## start Dataset records
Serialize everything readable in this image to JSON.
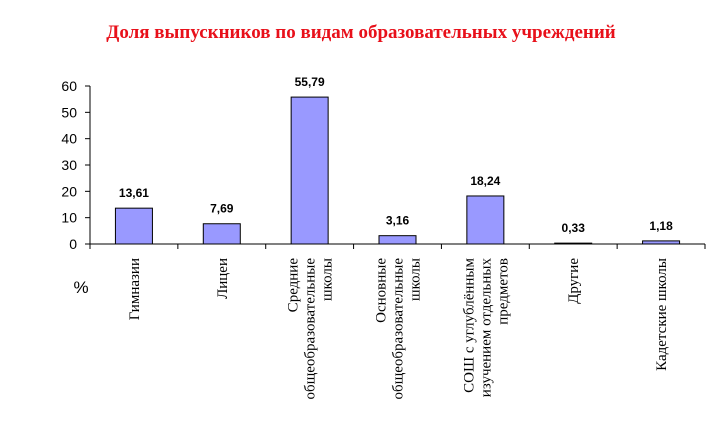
{
  "chart_data": {
    "type": "bar",
    "title": "Доля выпускников по видам образовательных учреждений",
    "ylabel": "%",
    "xlabel": "",
    "ylim": [
      0,
      60
    ],
    "yticks": [
      "0",
      "10",
      "20",
      "30",
      "40",
      "50",
      "60"
    ],
    "categories": [
      [
        "Гимназии"
      ],
      [
        "Лицеи"
      ],
      [
        "Средние",
        "общеобразовательные",
        "школы"
      ],
      [
        "Основные",
        "общеобразовательные",
        "школы"
      ],
      [
        "СОШ с углублённым",
        "изучением отдельных",
        "предметов"
      ],
      [
        "Другие"
      ],
      [
        "Кадетские школы"
      ]
    ],
    "values": [
      13.61,
      7.69,
      55.79,
      3.16,
      18.24,
      0.33,
      1.18
    ],
    "value_labels": [
      "13,61",
      "7,69",
      "55,79",
      "3,16",
      "18,24",
      "0,33",
      "1,18"
    ],
    "bar_color": "#9999ff",
    "grid": false,
    "legend": "none"
  }
}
## end Dataset records
[Set task] Transcribe the complete set of entries verbatim. No pictures belong in the copy.

[Written response]
Serialize everything readable in this image to JSON.
{
  "chart_data": {
    "type": "bar",
    "title": "Доля выпускников по видам образовательных учреждений",
    "ylabel": "%",
    "xlabel": "",
    "ylim": [
      0,
      60
    ],
    "yticks": [
      "0",
      "10",
      "20",
      "30",
      "40",
      "50",
      "60"
    ],
    "categories": [
      [
        "Гимназии"
      ],
      [
        "Лицеи"
      ],
      [
        "Средние",
        "общеобразовательные",
        "школы"
      ],
      [
        "Основные",
        "общеобразовательные",
        "школы"
      ],
      [
        "СОШ с углублённым",
        "изучением отдельных",
        "предметов"
      ],
      [
        "Другие"
      ],
      [
        "Кадетские школы"
      ]
    ],
    "values": [
      13.61,
      7.69,
      55.79,
      3.16,
      18.24,
      0.33,
      1.18
    ],
    "value_labels": [
      "13,61",
      "7,69",
      "55,79",
      "3,16",
      "18,24",
      "0,33",
      "1,18"
    ],
    "bar_color": "#9999ff",
    "grid": false,
    "legend": "none"
  }
}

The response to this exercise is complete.